### [Set exercise]
List each line in the items below that contains the string "selection".

### [Items from a data source]
******
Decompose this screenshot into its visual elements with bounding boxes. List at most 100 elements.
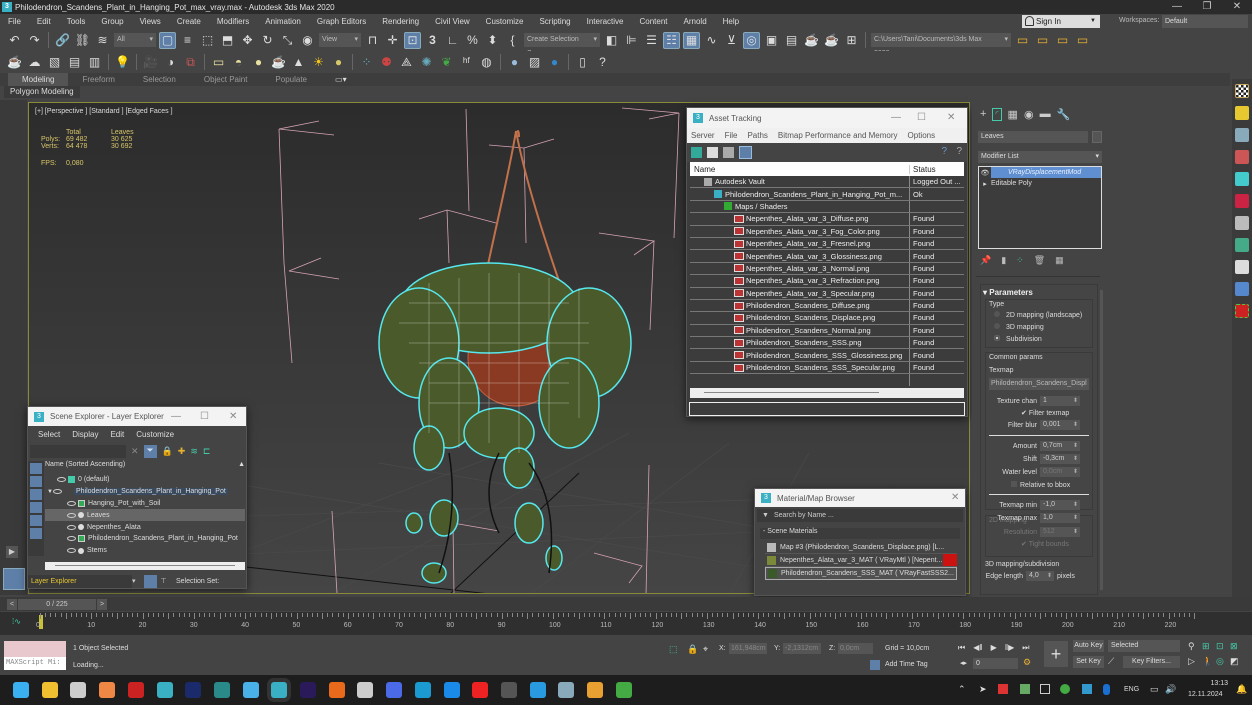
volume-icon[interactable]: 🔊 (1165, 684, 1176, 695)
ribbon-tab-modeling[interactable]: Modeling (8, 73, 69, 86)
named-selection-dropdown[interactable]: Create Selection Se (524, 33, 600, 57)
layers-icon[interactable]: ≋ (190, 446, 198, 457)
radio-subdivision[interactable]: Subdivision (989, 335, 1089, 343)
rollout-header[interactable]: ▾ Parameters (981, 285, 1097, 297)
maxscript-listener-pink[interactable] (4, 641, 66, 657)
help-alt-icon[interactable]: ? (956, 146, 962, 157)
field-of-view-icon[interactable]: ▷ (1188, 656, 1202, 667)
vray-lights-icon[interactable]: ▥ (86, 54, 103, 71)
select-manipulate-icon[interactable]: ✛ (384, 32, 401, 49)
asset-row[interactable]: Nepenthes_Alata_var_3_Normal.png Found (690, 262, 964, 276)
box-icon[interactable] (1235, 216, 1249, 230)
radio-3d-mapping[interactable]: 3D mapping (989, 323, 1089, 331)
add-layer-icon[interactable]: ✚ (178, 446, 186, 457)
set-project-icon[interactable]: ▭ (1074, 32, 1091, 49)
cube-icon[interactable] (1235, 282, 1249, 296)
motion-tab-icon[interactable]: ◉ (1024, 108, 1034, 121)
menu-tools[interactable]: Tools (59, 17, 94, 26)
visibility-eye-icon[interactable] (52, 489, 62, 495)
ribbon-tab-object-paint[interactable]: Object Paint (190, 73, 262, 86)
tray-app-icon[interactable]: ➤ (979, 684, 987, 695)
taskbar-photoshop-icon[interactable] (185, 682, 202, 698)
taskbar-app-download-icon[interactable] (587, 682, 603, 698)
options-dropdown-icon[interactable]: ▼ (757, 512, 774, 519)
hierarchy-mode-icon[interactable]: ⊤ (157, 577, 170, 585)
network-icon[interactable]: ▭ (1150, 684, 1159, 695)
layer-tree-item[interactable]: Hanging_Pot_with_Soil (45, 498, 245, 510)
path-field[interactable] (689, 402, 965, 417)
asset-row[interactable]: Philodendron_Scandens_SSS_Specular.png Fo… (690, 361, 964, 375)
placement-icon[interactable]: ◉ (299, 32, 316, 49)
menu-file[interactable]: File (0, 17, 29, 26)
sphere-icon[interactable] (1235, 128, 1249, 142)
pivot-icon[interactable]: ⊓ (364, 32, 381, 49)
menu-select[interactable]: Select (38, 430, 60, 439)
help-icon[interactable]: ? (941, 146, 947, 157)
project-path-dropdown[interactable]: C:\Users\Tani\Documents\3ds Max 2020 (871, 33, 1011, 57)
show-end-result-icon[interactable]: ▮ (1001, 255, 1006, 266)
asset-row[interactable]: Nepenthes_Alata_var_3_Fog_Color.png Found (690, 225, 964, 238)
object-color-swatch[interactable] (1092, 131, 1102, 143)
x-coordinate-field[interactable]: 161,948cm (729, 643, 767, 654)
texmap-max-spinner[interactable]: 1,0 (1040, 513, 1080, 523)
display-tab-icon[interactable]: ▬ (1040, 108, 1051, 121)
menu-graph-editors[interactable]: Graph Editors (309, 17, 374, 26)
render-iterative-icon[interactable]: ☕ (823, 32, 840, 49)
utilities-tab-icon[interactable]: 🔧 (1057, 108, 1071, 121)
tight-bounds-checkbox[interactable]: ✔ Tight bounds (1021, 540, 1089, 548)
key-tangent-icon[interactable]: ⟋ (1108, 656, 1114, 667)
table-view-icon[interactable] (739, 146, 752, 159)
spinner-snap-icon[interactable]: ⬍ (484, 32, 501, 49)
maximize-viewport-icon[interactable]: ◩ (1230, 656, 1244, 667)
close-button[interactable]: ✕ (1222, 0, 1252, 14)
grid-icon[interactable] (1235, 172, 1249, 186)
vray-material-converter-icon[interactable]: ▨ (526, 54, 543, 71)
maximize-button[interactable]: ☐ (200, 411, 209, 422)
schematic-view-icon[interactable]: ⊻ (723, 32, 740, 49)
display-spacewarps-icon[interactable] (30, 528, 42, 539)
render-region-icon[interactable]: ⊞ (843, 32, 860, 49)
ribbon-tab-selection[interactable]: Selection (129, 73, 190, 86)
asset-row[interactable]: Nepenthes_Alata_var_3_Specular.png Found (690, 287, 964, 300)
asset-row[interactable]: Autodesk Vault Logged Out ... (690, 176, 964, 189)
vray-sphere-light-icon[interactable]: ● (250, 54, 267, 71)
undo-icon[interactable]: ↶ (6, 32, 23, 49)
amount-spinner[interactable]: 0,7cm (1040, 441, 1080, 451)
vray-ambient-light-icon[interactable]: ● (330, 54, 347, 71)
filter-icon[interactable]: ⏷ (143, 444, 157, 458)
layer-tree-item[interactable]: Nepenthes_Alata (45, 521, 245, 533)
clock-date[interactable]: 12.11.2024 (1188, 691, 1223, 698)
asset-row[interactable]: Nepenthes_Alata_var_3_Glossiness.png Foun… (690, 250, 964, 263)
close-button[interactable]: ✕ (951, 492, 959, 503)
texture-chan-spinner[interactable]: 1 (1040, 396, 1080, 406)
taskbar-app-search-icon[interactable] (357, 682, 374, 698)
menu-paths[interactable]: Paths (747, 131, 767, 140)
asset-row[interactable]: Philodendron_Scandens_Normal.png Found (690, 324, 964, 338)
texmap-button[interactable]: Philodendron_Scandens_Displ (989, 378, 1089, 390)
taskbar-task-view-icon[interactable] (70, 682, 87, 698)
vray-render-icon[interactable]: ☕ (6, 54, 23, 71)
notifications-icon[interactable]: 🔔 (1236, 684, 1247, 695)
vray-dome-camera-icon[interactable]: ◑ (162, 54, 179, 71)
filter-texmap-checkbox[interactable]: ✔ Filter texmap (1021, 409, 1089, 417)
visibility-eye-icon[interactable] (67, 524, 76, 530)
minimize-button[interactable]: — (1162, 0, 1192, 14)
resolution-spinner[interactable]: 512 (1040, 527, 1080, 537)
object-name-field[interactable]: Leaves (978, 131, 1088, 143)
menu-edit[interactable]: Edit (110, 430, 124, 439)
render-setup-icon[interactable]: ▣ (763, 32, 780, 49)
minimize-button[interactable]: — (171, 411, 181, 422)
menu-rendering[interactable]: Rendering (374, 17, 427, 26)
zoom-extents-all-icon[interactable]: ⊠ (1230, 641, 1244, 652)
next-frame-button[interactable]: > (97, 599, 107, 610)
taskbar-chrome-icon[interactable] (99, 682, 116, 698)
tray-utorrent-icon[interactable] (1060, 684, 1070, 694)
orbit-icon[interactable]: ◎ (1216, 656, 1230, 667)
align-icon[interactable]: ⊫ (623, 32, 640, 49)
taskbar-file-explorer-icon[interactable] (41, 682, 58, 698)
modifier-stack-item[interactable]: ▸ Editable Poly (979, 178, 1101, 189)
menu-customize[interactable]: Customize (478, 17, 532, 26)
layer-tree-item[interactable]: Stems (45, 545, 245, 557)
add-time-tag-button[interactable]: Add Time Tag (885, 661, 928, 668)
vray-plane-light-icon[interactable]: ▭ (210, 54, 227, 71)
******
### [Reply]
named-selection-dropdown[interactable]: Create Selection Se (524, 33, 600, 57)
ribbon-tab-selection[interactable]: Selection (129, 73, 190, 86)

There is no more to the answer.